*** Data section
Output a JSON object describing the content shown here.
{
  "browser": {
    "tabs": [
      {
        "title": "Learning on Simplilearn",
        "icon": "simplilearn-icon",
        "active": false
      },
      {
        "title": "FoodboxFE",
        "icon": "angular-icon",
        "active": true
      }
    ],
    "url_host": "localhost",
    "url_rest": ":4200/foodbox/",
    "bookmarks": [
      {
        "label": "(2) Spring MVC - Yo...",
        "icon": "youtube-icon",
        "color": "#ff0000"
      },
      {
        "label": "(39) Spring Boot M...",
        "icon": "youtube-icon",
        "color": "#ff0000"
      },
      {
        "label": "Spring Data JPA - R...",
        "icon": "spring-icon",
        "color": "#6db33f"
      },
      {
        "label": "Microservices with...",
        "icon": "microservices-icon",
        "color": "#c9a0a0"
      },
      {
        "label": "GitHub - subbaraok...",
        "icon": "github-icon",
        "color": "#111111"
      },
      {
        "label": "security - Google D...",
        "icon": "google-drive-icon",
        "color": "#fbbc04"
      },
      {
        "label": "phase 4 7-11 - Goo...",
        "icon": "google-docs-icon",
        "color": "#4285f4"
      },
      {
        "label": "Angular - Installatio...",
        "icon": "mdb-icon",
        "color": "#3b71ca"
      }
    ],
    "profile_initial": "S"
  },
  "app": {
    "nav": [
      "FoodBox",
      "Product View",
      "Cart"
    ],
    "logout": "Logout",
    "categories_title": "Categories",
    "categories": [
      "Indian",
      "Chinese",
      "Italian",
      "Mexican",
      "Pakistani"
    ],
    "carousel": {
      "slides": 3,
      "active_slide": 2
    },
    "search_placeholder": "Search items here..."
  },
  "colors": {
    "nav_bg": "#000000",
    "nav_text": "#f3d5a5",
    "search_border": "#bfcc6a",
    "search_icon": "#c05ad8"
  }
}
******
▶ _Exercise directions_: Retype every record above exactly as it appears.

▶ _Written reply_:
Output a JSON object describing the content shown here.
{
  "browser": {
    "tabs": [
      {
        "title": "Learning on Simplilearn",
        "icon": "simplilearn-icon",
        "active": false
      },
      {
        "title": "FoodboxFE",
        "icon": "angular-icon",
        "active": true
      }
    ],
    "url_host": "localhost",
    "url_rest": ":4200/foodbox/",
    "bookmarks": [
      {
        "label": "(2) Spring MVC - Yo...",
        "icon": "youtube-icon",
        "color": "#ff0000"
      },
      {
        "label": "(39) Spring Boot M...",
        "icon": "youtube-icon",
        "color": "#ff0000"
      },
      {
        "label": "Spring Data JPA - R...",
        "icon": "spring-icon",
        "color": "#6db33f"
      },
      {
        "label": "Microservices with...",
        "icon": "microservices-icon",
        "color": "#c9a0a0"
      },
      {
        "label": "GitHub - subbaraok...",
        "icon": "github-icon",
        "color": "#111111"
      },
      {
        "label": "security - Google D...",
        "icon": "google-drive-icon",
        "color": "#fbbc04"
      },
      {
        "label": "phase 4 7-11 - Goo...",
        "icon": "google-docs-icon",
        "color": "#4285f4"
      },
      {
        "label": "Angular - Installatio...",
        "icon": "mdb-icon",
        "color": "#3b71ca"
      }
    ],
    "profile_initial": "S"
  },
  "app": {
    "nav": [
      "FoodBox",
      "Product View",
      "Cart"
    ],
    "logout": "Logout",
    "categories_title": "Categories",
    "categories": [
      "Indian",
      "Chinese",
      "Italian",
      "Mexican",
      "Pakistani"
    ],
    "carousel": {
      "slides": 3,
      "active_slide": 2
    },
    "search_placeholder": "Search items here..."
  },
  "colors": {
    "nav_bg": "#000000",
    "nav_text": "#f3d5a5",
    "search_border": "#bfcc6a",
    "search_icon": "#c05ad8"
  }
}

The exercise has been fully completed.